╔══

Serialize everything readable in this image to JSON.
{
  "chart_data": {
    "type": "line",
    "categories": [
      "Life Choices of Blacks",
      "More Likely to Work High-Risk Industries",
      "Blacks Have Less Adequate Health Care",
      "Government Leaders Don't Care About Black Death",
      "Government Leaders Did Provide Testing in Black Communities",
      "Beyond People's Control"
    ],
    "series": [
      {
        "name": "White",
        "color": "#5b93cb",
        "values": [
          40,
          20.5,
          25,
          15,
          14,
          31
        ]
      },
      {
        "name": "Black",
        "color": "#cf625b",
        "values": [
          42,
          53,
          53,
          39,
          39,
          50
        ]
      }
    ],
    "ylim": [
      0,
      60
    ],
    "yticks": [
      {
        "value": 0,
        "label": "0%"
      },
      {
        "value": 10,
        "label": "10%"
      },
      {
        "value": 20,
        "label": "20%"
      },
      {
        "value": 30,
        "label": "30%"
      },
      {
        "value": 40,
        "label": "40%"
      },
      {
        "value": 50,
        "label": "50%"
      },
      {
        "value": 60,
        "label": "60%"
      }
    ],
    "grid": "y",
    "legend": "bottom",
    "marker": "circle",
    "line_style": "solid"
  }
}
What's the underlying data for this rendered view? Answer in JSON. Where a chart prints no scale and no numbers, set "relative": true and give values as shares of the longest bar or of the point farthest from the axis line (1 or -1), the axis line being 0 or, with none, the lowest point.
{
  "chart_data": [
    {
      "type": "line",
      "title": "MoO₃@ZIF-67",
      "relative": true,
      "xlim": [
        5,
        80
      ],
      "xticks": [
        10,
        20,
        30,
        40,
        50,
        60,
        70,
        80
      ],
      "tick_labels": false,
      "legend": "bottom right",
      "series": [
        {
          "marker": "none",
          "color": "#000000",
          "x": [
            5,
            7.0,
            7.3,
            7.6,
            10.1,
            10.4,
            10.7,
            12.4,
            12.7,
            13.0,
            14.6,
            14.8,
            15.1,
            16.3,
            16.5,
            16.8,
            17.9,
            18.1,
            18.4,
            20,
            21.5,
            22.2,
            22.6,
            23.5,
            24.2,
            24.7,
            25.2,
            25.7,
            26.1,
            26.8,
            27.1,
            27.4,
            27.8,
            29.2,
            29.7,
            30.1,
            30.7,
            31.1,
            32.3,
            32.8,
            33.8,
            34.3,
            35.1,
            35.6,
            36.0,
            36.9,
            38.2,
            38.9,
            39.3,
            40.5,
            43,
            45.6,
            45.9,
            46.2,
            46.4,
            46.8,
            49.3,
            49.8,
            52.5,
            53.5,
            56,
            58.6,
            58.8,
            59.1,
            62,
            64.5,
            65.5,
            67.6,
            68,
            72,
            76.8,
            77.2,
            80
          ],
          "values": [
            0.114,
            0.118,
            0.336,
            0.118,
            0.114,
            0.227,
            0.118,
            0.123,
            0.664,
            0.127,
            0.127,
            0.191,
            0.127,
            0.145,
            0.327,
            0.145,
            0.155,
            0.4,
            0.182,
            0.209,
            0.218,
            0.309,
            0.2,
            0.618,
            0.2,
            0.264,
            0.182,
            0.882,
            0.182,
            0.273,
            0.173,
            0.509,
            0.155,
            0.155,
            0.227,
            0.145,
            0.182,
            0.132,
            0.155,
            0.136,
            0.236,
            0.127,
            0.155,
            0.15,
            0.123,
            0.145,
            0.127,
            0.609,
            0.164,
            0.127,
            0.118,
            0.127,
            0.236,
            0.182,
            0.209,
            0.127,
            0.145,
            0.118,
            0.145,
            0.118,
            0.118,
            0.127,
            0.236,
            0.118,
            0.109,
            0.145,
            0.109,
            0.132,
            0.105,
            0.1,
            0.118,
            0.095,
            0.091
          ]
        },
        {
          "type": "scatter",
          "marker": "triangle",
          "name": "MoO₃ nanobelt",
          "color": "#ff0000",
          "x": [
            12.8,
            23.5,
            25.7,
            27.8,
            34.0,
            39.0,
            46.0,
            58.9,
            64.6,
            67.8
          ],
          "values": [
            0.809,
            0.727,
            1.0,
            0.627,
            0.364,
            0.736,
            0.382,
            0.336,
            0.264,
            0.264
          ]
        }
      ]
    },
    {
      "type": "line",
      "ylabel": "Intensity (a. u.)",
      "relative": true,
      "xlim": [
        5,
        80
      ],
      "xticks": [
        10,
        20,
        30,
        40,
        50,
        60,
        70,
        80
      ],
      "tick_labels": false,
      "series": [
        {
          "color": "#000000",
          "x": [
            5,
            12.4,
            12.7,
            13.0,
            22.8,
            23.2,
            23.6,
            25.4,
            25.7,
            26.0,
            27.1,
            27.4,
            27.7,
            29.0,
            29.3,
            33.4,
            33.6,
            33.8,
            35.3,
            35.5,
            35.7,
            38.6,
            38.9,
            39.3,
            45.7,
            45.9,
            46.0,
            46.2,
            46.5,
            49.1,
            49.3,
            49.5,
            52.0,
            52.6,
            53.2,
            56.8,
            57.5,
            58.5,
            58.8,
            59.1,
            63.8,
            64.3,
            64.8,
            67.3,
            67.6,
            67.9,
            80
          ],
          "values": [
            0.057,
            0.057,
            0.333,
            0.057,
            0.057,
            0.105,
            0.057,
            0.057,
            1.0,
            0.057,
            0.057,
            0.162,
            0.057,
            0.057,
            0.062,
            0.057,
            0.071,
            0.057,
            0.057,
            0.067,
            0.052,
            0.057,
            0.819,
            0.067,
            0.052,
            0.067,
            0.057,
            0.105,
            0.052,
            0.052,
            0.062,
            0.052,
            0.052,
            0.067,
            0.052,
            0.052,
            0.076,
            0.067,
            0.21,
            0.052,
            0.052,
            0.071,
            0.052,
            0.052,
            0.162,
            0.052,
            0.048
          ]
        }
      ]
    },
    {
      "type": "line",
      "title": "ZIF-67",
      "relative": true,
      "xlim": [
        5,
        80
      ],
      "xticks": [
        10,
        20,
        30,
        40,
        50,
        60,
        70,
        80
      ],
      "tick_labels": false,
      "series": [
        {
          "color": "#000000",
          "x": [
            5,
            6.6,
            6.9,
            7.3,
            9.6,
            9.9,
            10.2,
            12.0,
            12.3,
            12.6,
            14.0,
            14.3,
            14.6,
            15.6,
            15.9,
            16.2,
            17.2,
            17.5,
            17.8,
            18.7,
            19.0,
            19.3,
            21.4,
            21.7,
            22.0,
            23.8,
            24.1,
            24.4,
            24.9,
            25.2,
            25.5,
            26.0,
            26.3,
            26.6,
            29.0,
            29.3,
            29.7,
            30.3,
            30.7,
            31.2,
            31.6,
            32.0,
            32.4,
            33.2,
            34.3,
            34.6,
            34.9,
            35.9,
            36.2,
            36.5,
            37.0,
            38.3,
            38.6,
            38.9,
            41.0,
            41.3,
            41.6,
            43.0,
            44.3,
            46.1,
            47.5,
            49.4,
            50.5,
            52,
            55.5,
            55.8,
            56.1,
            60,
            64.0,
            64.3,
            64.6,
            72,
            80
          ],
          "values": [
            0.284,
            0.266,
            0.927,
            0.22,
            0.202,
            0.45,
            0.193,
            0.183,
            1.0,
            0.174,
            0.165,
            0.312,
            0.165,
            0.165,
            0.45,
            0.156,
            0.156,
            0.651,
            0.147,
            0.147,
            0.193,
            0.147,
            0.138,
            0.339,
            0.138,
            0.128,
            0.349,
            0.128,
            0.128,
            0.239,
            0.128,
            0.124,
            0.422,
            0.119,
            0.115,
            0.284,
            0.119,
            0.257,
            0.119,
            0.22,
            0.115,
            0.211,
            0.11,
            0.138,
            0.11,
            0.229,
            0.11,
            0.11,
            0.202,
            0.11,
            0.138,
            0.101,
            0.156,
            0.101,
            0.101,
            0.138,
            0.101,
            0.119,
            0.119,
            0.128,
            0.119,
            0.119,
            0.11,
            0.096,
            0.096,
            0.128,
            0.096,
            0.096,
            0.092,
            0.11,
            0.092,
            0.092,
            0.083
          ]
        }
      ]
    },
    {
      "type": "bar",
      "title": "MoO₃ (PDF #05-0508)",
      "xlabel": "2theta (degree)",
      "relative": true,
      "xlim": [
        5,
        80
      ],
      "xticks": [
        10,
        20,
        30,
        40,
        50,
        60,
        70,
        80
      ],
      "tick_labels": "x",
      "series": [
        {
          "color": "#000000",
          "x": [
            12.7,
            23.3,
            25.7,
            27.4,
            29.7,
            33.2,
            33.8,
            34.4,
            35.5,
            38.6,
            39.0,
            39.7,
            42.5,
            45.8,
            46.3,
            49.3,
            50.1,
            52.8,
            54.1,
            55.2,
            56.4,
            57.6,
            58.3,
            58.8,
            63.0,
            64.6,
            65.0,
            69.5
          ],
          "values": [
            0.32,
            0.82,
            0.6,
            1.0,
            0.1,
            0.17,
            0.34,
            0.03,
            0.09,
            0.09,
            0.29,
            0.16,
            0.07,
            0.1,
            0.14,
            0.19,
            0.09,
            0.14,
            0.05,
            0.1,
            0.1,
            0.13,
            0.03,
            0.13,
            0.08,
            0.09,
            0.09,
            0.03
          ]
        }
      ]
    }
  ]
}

╚══

- WHAT IS BEING ASKED -
Collect every line above that contains the word "title".

- FINISHED TASK -
      "title": "MoO₃@ZIF-67",
      "title": "ZIF-67",
      "title": "MoO₃ (PDF #05-0508)",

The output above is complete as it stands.